→ **What you have to do**: Identify and pull out each line of the entries in which "over" occurs.

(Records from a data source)
■ ■ ■ ■

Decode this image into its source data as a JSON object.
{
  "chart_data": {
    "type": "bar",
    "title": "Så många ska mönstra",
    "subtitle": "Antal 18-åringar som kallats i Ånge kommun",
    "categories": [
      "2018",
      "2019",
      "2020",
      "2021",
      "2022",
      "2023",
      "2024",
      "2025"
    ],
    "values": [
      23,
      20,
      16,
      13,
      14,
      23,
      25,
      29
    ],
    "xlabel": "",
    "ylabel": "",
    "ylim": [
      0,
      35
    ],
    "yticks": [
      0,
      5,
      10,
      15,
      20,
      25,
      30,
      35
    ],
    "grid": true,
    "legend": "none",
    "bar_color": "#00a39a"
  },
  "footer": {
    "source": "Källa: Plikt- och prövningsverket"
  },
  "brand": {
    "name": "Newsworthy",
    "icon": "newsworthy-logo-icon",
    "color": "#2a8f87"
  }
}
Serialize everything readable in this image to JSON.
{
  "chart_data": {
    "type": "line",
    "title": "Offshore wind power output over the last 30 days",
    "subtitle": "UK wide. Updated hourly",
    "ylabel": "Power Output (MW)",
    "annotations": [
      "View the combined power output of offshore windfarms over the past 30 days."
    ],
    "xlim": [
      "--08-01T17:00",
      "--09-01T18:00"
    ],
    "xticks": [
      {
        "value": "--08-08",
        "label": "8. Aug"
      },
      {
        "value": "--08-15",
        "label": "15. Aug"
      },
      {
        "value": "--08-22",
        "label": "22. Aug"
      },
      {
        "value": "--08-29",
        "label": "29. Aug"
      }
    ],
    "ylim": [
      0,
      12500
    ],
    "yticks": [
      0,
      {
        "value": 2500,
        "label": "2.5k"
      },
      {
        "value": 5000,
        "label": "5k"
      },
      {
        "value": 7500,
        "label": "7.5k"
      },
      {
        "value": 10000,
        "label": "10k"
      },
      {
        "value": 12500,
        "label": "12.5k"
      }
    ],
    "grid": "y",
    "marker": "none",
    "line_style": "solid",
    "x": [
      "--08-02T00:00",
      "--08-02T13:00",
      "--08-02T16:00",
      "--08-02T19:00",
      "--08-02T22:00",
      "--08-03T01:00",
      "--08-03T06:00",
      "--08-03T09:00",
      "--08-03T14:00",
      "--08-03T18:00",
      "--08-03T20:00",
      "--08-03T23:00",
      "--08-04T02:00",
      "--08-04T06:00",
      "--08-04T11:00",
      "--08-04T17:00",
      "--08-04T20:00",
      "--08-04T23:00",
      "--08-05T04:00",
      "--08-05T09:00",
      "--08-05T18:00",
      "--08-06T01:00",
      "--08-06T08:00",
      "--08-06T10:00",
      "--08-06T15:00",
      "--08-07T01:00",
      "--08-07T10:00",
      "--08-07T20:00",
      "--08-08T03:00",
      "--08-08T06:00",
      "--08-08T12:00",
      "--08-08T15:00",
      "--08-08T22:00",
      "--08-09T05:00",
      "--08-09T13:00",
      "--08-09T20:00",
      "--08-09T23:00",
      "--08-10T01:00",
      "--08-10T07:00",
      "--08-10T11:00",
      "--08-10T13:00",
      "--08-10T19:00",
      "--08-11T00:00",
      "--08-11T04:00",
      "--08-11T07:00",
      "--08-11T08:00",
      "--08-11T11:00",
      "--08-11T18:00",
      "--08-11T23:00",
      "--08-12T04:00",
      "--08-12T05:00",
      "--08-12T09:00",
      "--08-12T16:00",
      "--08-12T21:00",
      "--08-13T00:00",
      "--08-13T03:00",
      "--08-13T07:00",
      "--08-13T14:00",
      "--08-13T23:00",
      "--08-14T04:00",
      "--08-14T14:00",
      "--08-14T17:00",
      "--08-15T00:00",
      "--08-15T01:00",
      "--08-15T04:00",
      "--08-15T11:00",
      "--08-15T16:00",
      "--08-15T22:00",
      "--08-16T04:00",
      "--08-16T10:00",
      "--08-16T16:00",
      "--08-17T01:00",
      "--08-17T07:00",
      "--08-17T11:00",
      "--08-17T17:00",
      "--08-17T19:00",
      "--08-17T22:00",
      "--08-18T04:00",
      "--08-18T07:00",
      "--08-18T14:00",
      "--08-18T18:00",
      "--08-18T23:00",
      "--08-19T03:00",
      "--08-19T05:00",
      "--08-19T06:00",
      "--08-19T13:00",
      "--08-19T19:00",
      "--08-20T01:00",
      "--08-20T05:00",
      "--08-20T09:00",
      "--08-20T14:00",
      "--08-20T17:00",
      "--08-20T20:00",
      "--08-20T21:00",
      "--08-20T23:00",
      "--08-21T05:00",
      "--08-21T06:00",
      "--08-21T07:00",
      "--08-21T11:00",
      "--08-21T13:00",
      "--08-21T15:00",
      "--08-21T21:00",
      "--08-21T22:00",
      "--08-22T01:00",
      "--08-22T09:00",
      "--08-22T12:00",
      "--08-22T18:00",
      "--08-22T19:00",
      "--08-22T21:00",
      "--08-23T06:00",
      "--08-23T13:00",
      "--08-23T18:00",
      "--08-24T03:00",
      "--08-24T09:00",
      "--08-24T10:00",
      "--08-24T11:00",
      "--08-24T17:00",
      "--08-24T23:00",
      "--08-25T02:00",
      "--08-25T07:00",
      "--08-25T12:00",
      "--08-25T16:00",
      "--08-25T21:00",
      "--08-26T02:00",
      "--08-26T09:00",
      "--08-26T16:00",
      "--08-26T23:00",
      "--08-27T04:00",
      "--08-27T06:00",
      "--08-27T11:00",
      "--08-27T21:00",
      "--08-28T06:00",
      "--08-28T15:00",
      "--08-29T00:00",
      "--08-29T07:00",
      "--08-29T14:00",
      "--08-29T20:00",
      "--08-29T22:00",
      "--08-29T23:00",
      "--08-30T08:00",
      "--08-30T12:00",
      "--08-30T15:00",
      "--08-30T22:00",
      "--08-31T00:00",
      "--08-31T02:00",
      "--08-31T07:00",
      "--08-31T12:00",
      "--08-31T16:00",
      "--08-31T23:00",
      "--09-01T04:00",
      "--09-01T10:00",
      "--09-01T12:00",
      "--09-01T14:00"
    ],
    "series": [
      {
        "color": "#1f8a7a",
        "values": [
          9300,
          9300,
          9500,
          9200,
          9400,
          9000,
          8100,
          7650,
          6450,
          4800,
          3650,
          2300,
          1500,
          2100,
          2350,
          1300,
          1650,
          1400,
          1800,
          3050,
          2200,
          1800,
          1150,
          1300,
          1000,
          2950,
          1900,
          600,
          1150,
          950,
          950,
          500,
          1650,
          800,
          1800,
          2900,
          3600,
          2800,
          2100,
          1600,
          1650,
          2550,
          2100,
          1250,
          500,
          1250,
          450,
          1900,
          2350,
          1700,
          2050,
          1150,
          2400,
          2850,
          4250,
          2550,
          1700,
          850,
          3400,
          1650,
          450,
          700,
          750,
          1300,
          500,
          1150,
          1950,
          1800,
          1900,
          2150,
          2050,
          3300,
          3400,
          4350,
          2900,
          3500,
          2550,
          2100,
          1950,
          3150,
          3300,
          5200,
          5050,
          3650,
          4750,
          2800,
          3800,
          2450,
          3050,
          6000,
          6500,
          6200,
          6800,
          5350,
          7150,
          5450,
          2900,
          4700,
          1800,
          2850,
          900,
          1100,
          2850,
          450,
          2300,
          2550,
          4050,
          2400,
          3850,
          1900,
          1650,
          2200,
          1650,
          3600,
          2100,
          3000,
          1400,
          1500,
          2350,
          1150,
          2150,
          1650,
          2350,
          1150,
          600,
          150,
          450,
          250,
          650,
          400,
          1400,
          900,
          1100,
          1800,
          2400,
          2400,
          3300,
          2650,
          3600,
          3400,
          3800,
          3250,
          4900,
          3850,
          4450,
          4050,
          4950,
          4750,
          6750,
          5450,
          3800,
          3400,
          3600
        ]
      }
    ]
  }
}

■ ■ ■ ■

→ **The solution**:
    "title": "Offshore wind power output over the last 30 days",
      "View the combined power output of offshore windfarms over the past 30 days."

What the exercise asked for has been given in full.